Work to do.
Using the data beneath, show every line that includes the word "p₁₀₀₀赫".
################
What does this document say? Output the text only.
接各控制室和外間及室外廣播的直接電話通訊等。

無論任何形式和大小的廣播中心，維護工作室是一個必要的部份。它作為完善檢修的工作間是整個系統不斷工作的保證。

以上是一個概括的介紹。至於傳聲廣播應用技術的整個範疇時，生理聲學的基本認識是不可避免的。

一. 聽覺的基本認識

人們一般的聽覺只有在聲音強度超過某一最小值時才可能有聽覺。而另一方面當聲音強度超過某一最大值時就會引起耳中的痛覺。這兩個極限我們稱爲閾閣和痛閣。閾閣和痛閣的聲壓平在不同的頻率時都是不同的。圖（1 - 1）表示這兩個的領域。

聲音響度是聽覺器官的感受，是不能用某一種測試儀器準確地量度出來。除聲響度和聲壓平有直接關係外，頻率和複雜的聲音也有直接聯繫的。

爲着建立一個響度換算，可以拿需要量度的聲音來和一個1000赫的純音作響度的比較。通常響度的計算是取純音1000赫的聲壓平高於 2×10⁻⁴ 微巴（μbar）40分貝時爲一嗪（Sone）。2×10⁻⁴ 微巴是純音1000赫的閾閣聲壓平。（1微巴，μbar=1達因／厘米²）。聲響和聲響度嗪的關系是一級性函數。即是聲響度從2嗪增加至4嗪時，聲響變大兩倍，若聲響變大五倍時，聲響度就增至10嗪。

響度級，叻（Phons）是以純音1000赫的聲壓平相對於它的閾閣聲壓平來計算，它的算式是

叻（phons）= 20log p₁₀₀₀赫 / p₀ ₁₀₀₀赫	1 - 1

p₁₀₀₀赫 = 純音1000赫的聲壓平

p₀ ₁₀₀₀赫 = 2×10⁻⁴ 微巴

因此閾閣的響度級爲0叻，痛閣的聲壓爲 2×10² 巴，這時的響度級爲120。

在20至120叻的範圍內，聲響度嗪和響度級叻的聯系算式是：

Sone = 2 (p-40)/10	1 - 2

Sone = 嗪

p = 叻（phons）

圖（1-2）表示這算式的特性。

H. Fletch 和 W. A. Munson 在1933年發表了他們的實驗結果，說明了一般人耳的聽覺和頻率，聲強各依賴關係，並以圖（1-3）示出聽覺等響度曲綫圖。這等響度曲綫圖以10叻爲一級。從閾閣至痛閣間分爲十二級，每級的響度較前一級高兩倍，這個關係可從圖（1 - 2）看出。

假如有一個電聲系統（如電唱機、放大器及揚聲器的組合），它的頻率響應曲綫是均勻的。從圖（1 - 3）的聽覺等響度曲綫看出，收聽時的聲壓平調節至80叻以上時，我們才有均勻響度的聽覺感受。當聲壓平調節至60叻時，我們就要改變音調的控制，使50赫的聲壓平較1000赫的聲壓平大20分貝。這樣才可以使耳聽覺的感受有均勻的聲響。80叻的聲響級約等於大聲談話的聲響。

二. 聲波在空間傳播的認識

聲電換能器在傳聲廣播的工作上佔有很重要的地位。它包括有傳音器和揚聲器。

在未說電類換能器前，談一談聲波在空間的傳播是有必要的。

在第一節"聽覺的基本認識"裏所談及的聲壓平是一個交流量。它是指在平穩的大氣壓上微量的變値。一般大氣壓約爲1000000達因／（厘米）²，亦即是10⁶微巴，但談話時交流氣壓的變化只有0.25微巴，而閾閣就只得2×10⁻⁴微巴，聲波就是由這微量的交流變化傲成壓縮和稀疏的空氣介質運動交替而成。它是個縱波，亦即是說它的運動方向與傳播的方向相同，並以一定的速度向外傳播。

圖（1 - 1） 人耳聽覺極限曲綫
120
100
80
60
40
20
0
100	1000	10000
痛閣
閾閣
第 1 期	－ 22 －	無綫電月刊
################
The response.
叻（phons）= 20log p₁₀₀₀赫 / p₀ ₁₀₀₀赫	1 - 1
p₁₀₀₀赫 = 純音1000赫的聲壓平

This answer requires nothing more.